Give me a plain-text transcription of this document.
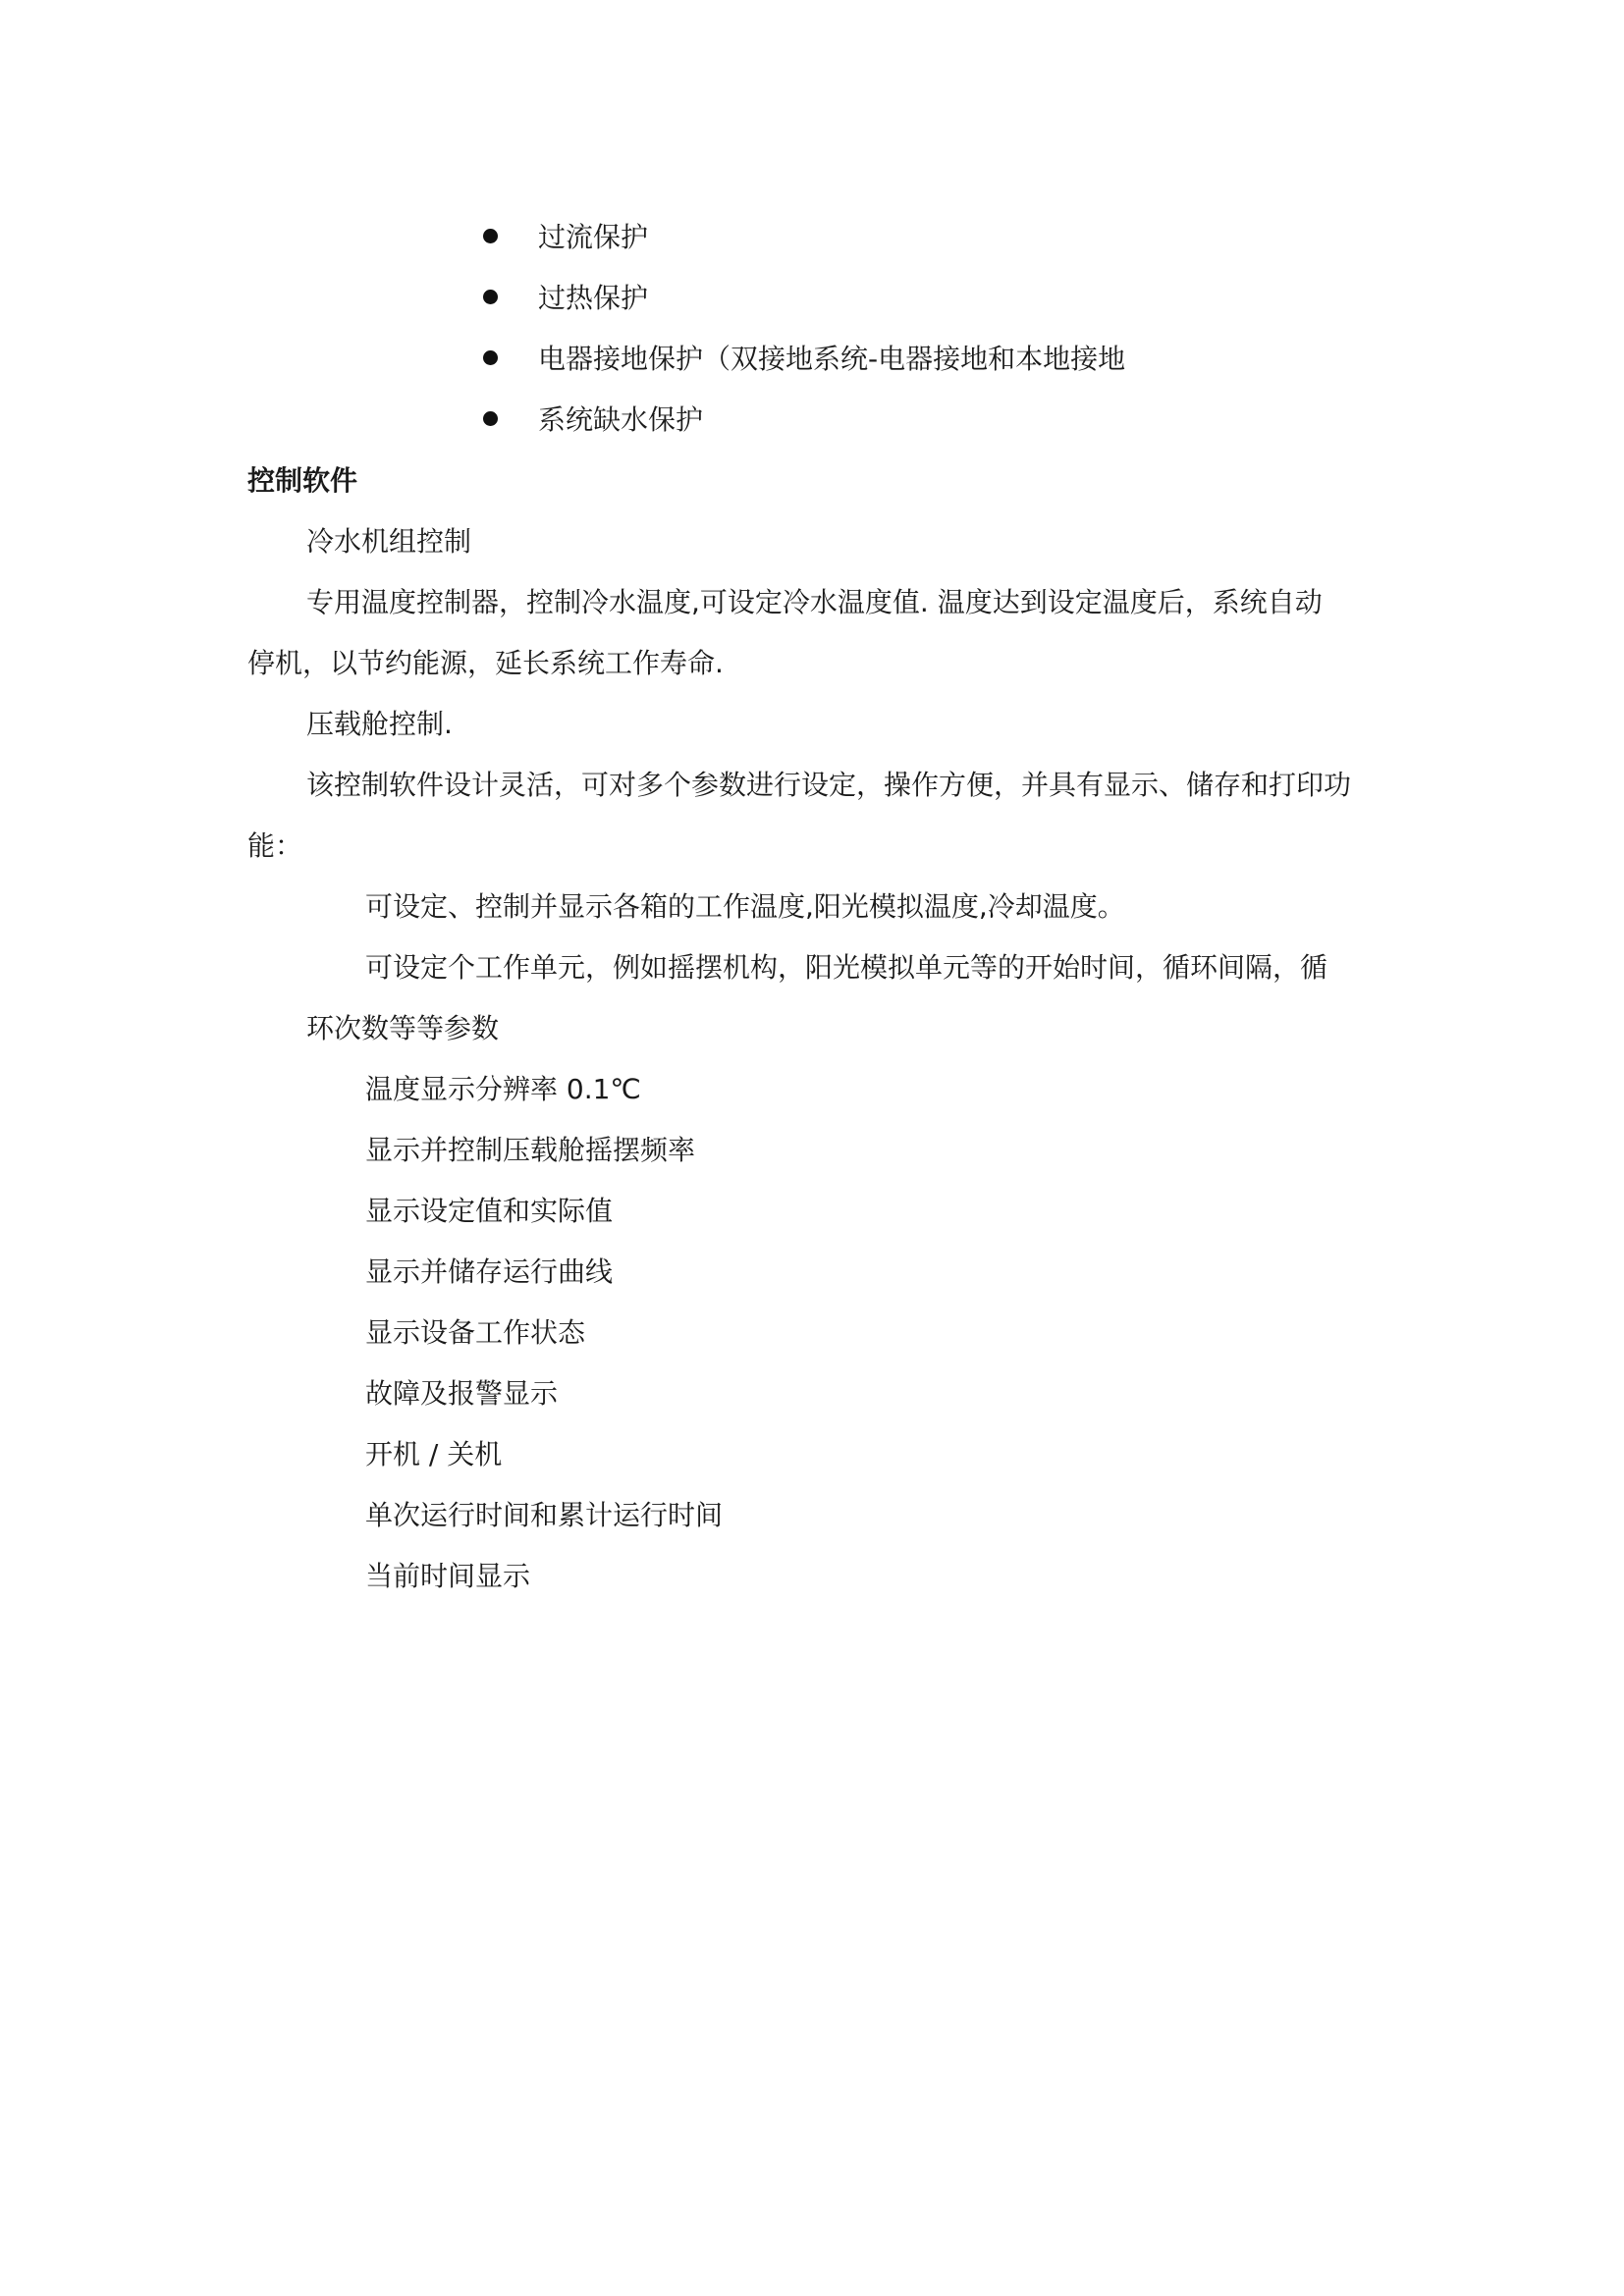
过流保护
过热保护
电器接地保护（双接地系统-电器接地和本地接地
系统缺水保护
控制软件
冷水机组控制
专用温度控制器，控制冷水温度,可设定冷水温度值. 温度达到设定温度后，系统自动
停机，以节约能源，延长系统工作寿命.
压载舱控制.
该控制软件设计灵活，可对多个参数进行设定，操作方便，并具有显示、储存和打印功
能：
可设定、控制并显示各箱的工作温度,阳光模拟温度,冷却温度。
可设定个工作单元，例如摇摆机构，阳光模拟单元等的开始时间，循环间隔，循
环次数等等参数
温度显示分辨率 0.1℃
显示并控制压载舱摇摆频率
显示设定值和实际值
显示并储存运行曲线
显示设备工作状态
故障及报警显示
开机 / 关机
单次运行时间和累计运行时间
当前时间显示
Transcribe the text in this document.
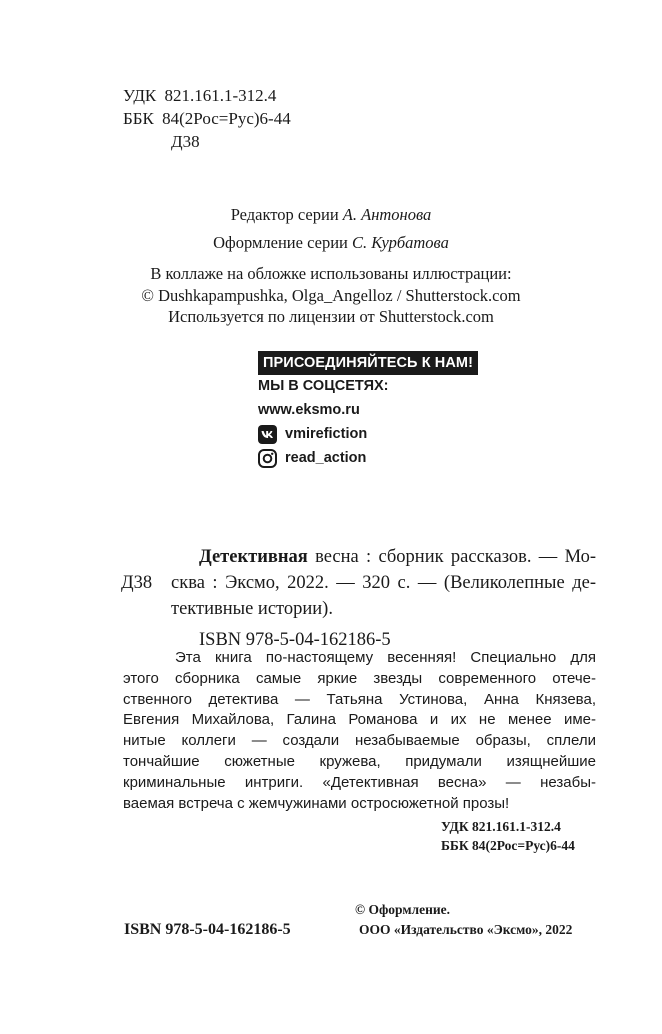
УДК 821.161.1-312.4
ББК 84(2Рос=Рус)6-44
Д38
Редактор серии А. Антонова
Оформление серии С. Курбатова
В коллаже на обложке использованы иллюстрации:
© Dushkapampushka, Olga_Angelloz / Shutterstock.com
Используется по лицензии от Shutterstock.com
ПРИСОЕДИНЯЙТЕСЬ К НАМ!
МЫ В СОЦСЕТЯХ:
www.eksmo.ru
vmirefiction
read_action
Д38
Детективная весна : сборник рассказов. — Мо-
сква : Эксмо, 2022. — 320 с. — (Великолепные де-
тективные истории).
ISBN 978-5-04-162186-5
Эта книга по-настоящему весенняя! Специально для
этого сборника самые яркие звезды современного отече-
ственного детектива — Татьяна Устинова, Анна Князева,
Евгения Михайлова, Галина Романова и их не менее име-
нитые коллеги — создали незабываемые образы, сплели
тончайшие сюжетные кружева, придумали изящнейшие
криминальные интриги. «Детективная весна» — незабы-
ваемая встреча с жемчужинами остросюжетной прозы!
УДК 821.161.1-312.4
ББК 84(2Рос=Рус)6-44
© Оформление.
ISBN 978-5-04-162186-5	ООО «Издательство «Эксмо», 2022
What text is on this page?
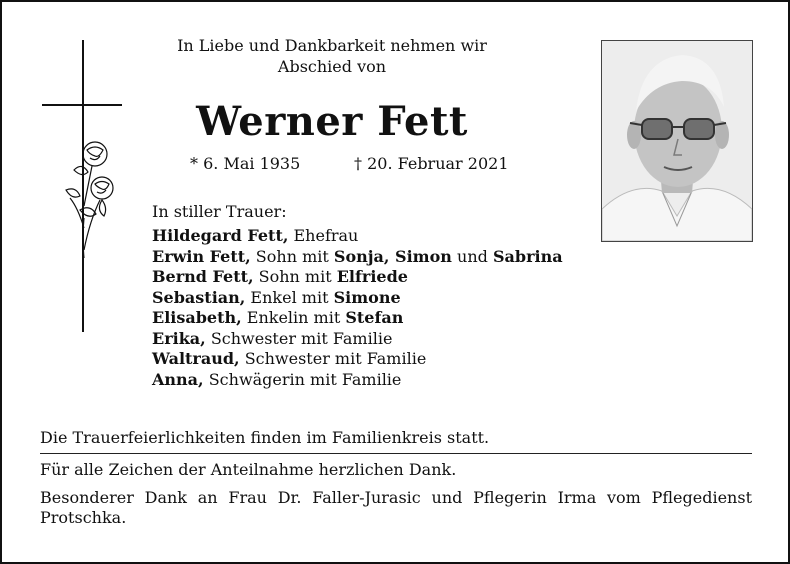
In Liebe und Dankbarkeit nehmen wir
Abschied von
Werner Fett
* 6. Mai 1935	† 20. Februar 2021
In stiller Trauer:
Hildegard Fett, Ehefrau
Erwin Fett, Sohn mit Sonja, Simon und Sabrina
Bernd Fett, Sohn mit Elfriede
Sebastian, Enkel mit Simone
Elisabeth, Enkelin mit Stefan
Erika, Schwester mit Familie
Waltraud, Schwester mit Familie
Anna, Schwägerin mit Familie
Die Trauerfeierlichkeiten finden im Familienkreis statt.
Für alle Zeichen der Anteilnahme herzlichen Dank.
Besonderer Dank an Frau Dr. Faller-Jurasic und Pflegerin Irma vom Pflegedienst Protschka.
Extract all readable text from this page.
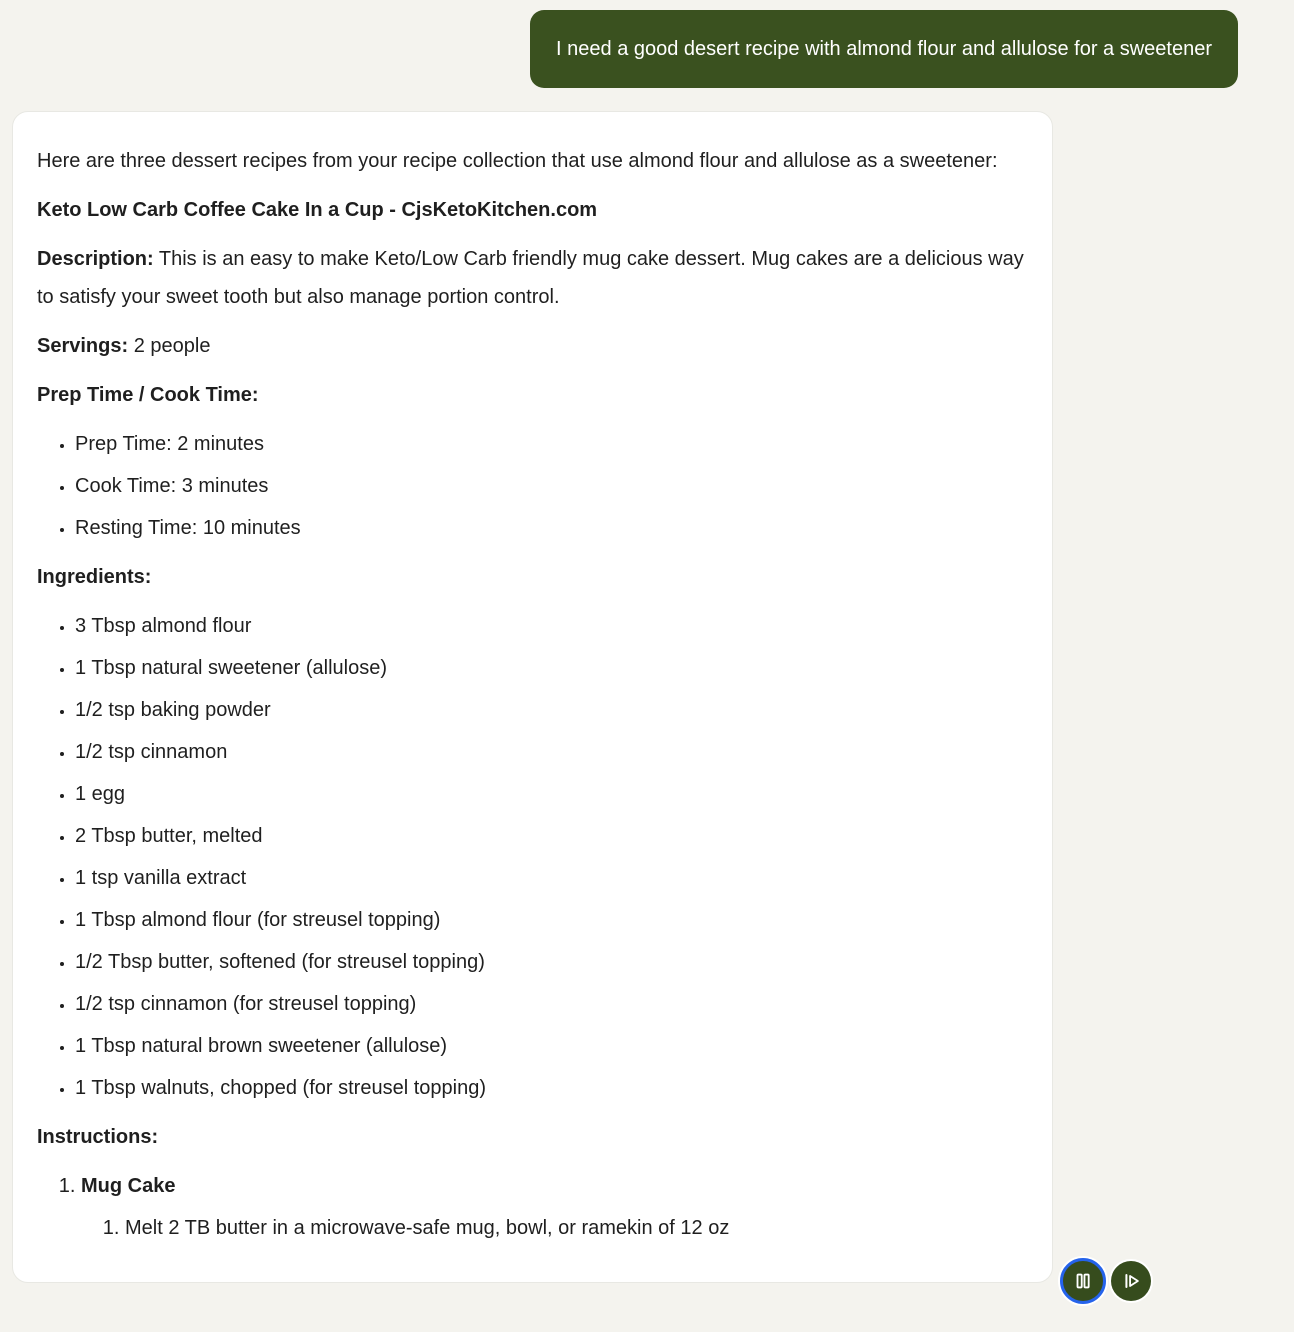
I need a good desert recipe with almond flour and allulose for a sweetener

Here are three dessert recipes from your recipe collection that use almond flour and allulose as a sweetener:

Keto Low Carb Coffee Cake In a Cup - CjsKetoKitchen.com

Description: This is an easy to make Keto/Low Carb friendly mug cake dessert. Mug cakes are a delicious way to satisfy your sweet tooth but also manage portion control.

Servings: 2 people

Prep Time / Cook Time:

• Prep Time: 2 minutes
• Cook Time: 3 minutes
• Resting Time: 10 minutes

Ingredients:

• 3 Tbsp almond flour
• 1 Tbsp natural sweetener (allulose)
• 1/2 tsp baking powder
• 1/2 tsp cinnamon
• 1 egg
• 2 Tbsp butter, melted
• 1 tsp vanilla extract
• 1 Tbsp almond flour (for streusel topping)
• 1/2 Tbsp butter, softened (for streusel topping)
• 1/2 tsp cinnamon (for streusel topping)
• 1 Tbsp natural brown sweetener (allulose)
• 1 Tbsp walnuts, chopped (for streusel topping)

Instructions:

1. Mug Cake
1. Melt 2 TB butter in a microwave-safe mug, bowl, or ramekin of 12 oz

==================================================

* _Requirements_
In the records above, collect each line with "Keto".

* _Finished exercise_
Keto Low Carb Coffee Cake In a Cup - CjsKetoKitchen.com
Description: This is an easy to make Keto/Low Carb friendly mug cake dessert. Mug cakes are a delicious way to satisfy your sweet tooth but also manage portion control.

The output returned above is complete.